[Task objective] Look through the records below and give the number of lines holding the string "Hovmöller", nothing more.

[Extracts from a graphics dataset]
⁂

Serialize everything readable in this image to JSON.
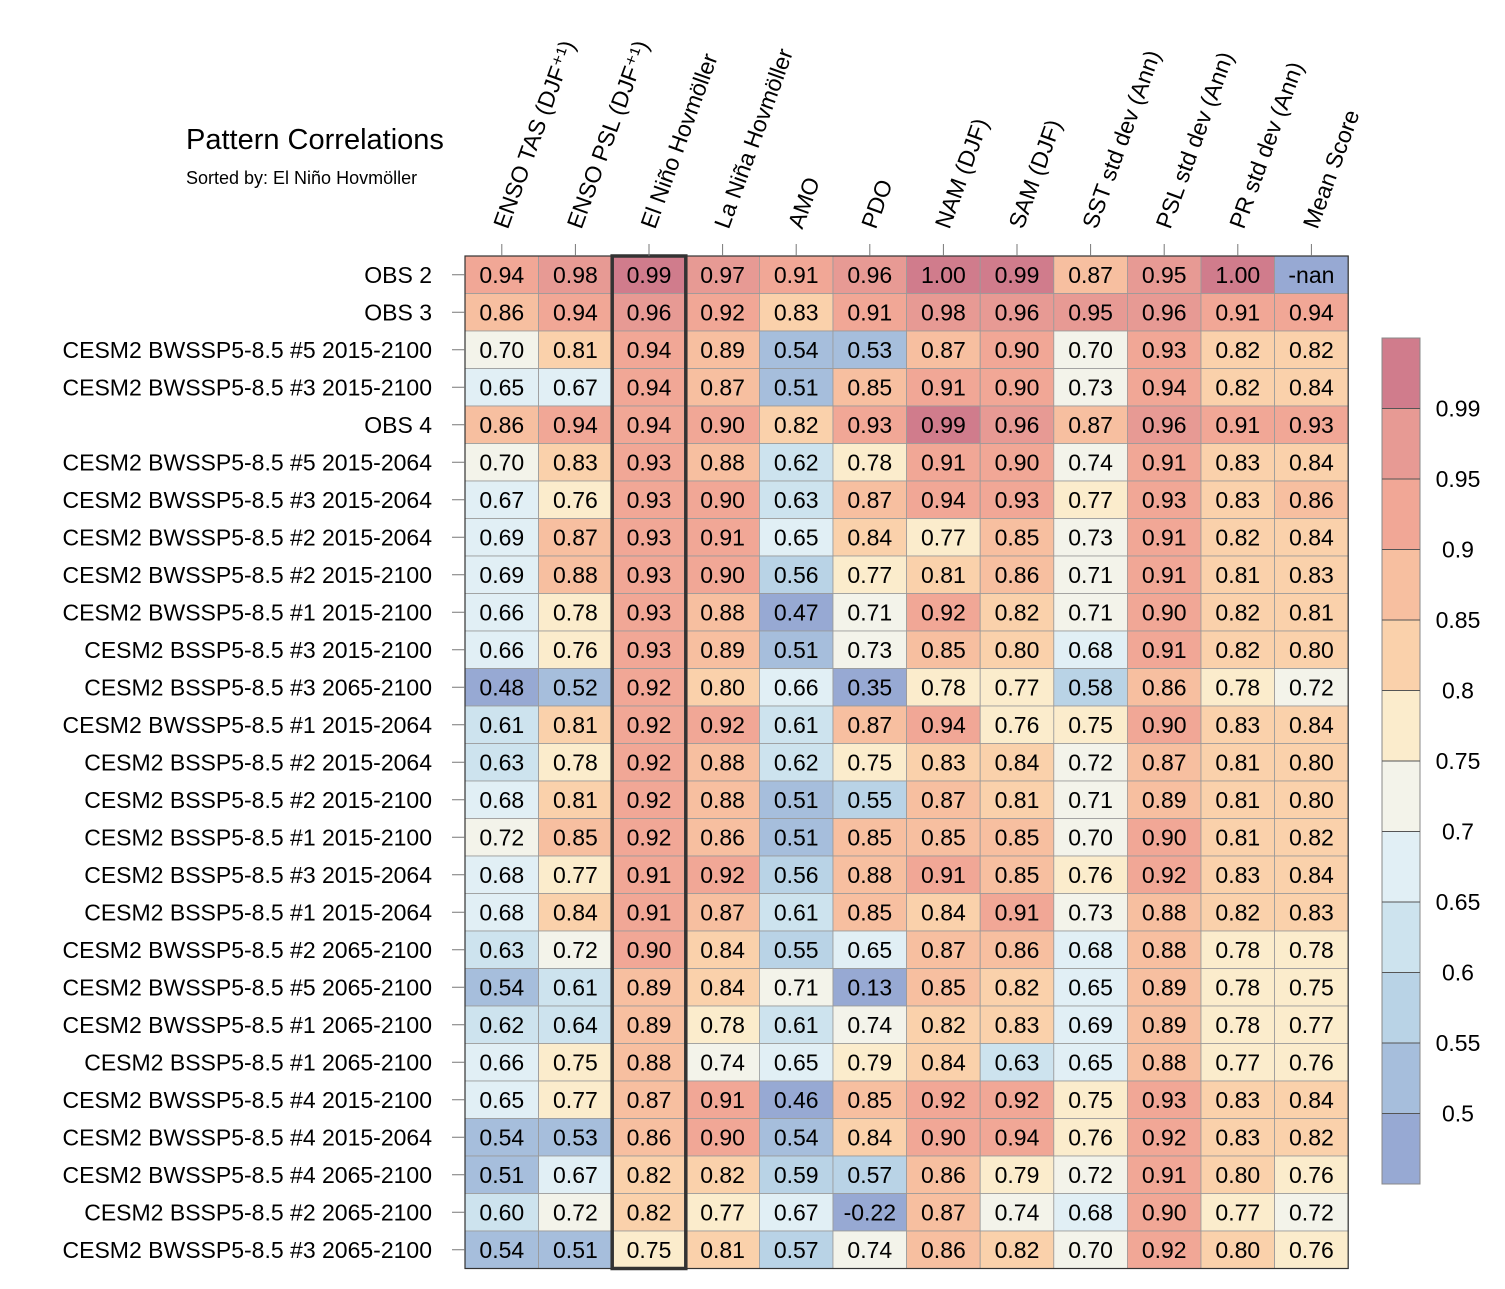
{
  "chart_data": {
    "type": "heatmap",
    "title": "Pattern Correlations",
    "subtitle": "Sorted by: El Niño Hovmöller",
    "columns": [
      "ENSO TAS (DJF⁺¹)",
      "ENSO PSL (DJF⁺¹)",
      "El Niño Hovmöller",
      "La Niña Hovmöller",
      "AMO",
      "PDO",
      "NAM (DJF)",
      "SAM (DJF)",
      "SST std dev (Ann)",
      "PSL std dev (Ann)",
      "PR std dev (Ann)",
      "Mean Score"
    ],
    "highlighted_column": "El Niño Hovmöller",
    "rows": [
      {
        "label": "OBS 2",
        "values": [
          "0.94",
          "0.98",
          "0.99",
          "0.97",
          "0.91",
          "0.96",
          "1.00",
          "0.99",
          "0.87",
          "0.95",
          "1.00",
          "-nan"
        ]
      },
      {
        "label": "OBS 3",
        "values": [
          "0.86",
          "0.94",
          "0.96",
          "0.92",
          "0.83",
          "0.91",
          "0.98",
          "0.96",
          "0.95",
          "0.96",
          "0.91",
          "0.94"
        ]
      },
      {
        "label": "CESM2 BWSSP5-8.5 #5 2015-2100",
        "values": [
          "0.70",
          "0.81",
          "0.94",
          "0.89",
          "0.54",
          "0.53",
          "0.87",
          "0.90",
          "0.70",
          "0.93",
          "0.82",
          "0.82"
        ]
      },
      {
        "label": "CESM2 BWSSP5-8.5 #3 2015-2100",
        "values": [
          "0.65",
          "0.67",
          "0.94",
          "0.87",
          "0.51",
          "0.85",
          "0.91",
          "0.90",
          "0.73",
          "0.94",
          "0.82",
          "0.84"
        ]
      },
      {
        "label": "OBS 4",
        "values": [
          "0.86",
          "0.94",
          "0.94",
          "0.90",
          "0.82",
          "0.93",
          "0.99",
          "0.96",
          "0.87",
          "0.96",
          "0.91",
          "0.93"
        ]
      },
      {
        "label": "CESM2 BWSSP5-8.5 #5 2015-2064",
        "values": [
          "0.70",
          "0.83",
          "0.93",
          "0.88",
          "0.62",
          "0.78",
          "0.91",
          "0.90",
          "0.74",
          "0.91",
          "0.83",
          "0.84"
        ]
      },
      {
        "label": "CESM2 BWSSP5-8.5 #3 2015-2064",
        "values": [
          "0.67",
          "0.76",
          "0.93",
          "0.90",
          "0.63",
          "0.87",
          "0.94",
          "0.93",
          "0.77",
          "0.93",
          "0.83",
          "0.86"
        ]
      },
      {
        "label": "CESM2 BWSSP5-8.5 #2 2015-2064",
        "values": [
          "0.69",
          "0.87",
          "0.93",
          "0.91",
          "0.65",
          "0.84",
          "0.77",
          "0.85",
          "0.73",
          "0.91",
          "0.82",
          "0.84"
        ]
      },
      {
        "label": "CESM2 BWSSP5-8.5 #2 2015-2100",
        "values": [
          "0.69",
          "0.88",
          "0.93",
          "0.90",
          "0.56",
          "0.77",
          "0.81",
          "0.86",
          "0.71",
          "0.91",
          "0.81",
          "0.83"
        ]
      },
      {
        "label": "CESM2 BWSSP5-8.5 #1 2015-2100",
        "values": [
          "0.66",
          "0.78",
          "0.93",
          "0.88",
          "0.47",
          "0.71",
          "0.92",
          "0.82",
          "0.71",
          "0.90",
          "0.82",
          "0.81"
        ]
      },
      {
        "label": "CESM2 BSSP5-8.5 #3 2015-2100",
        "values": [
          "0.66",
          "0.76",
          "0.93",
          "0.89",
          "0.51",
          "0.73",
          "0.85",
          "0.80",
          "0.68",
          "0.91",
          "0.82",
          "0.80"
        ]
      },
      {
        "label": "CESM2 BSSP5-8.5 #3 2065-2100",
        "values": [
          "0.48",
          "0.52",
          "0.92",
          "0.80",
          "0.66",
          "0.35",
          "0.78",
          "0.77",
          "0.58",
          "0.86",
          "0.78",
          "0.72"
        ]
      },
      {
        "label": "CESM2 BWSSP5-8.5 #1 2015-2064",
        "values": [
          "0.61",
          "0.81",
          "0.92",
          "0.92",
          "0.61",
          "0.87",
          "0.94",
          "0.76",
          "0.75",
          "0.90",
          "0.83",
          "0.84"
        ]
      },
      {
        "label": "CESM2 BSSP5-8.5 #2 2015-2064",
        "values": [
          "0.63",
          "0.78",
          "0.92",
          "0.88",
          "0.62",
          "0.75",
          "0.83",
          "0.84",
          "0.72",
          "0.87",
          "0.81",
          "0.80"
        ]
      },
      {
        "label": "CESM2 BSSP5-8.5 #2 2015-2100",
        "values": [
          "0.68",
          "0.81",
          "0.92",
          "0.88",
          "0.51",
          "0.55",
          "0.87",
          "0.81",
          "0.71",
          "0.89",
          "0.81",
          "0.80"
        ]
      },
      {
        "label": "CESM2 BSSP5-8.5 #1 2015-2100",
        "values": [
          "0.72",
          "0.85",
          "0.92",
          "0.86",
          "0.51",
          "0.85",
          "0.85",
          "0.85",
          "0.70",
          "0.90",
          "0.81",
          "0.82"
        ]
      },
      {
        "label": "CESM2 BSSP5-8.5 #3 2015-2064",
        "values": [
          "0.68",
          "0.77",
          "0.91",
          "0.92",
          "0.56",
          "0.88",
          "0.91",
          "0.85",
          "0.76",
          "0.92",
          "0.83",
          "0.84"
        ]
      },
      {
        "label": "CESM2 BSSP5-8.5 #1 2015-2064",
        "values": [
          "0.68",
          "0.84",
          "0.91",
          "0.87",
          "0.61",
          "0.85",
          "0.84",
          "0.91",
          "0.73",
          "0.88",
          "0.82",
          "0.83"
        ]
      },
      {
        "label": "CESM2 BWSSP5-8.5 #2 2065-2100",
        "values": [
          "0.63",
          "0.72",
          "0.90",
          "0.84",
          "0.55",
          "0.65",
          "0.87",
          "0.86",
          "0.68",
          "0.88",
          "0.78",
          "0.78"
        ]
      },
      {
        "label": "CESM2 BWSSP5-8.5 #5 2065-2100",
        "values": [
          "0.54",
          "0.61",
          "0.89",
          "0.84",
          "0.71",
          "0.13",
          "0.85",
          "0.82",
          "0.65",
          "0.89",
          "0.78",
          "0.75"
        ]
      },
      {
        "label": "CESM2 BWSSP5-8.5 #1 2065-2100",
        "values": [
          "0.62",
          "0.64",
          "0.89",
          "0.78",
          "0.61",
          "0.74",
          "0.82",
          "0.83",
          "0.69",
          "0.89",
          "0.78",
          "0.77"
        ]
      },
      {
        "label": "CESM2 BSSP5-8.5 #1 2065-2100",
        "values": [
          "0.66",
          "0.75",
          "0.88",
          "0.74",
          "0.65",
          "0.79",
          "0.84",
          "0.63",
          "0.65",
          "0.88",
          "0.77",
          "0.76"
        ]
      },
      {
        "label": "CESM2 BWSSP5-8.5 #4 2015-2100",
        "values": [
          "0.65",
          "0.77",
          "0.87",
          "0.91",
          "0.46",
          "0.85",
          "0.92",
          "0.92",
          "0.75",
          "0.93",
          "0.83",
          "0.84"
        ]
      },
      {
        "label": "CESM2 BWSSP5-8.5 #4 2015-2064",
        "values": [
          "0.54",
          "0.53",
          "0.86",
          "0.90",
          "0.54",
          "0.84",
          "0.90",
          "0.94",
          "0.76",
          "0.92",
          "0.83",
          "0.82"
        ]
      },
      {
        "label": "CESM2 BWSSP5-8.5 #4 2065-2100",
        "values": [
          "0.51",
          "0.67",
          "0.82",
          "0.82",
          "0.59",
          "0.57",
          "0.86",
          "0.79",
          "0.72",
          "0.91",
          "0.80",
          "0.76"
        ]
      },
      {
        "label": "CESM2 BSSP5-8.5 #2 2065-2100",
        "values": [
          "0.60",
          "0.72",
          "0.82",
          "0.77",
          "0.67",
          "-0.22",
          "0.87",
          "0.74",
          "0.68",
          "0.90",
          "0.77",
          "0.72"
        ]
      },
      {
        "label": "CESM2 BWSSP5-8.5 #3 2065-2100",
        "values": [
          "0.54",
          "0.51",
          "0.75",
          "0.81",
          "0.57",
          "0.74",
          "0.86",
          "0.82",
          "0.70",
          "0.92",
          "0.80",
          "0.76"
        ]
      }
    ],
    "colorbar": {
      "ticks": [
        "0.99",
        "0.95",
        "0.9",
        "0.85",
        "0.8",
        "0.75",
        "0.7",
        "0.65",
        "0.6",
        "0.55",
        "0.5"
      ],
      "tick_values": [
        0.99,
        0.95,
        0.9,
        0.85,
        0.8,
        0.75,
        0.7,
        0.65,
        0.6,
        0.55,
        0.5
      ],
      "bin_colors_top_to_bottom": [
        "#d07c8c",
        "#e79a94",
        "#f1a796",
        "#f7bfa0",
        "#fad1ab",
        "#fbeccc",
        "#f3f3ea",
        "#e1eff5",
        "#cde3ee",
        "#b9d3e6",
        "#a6bedc",
        "#97a9d3"
      ]
    }
  }
}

⁂

[Final result] 4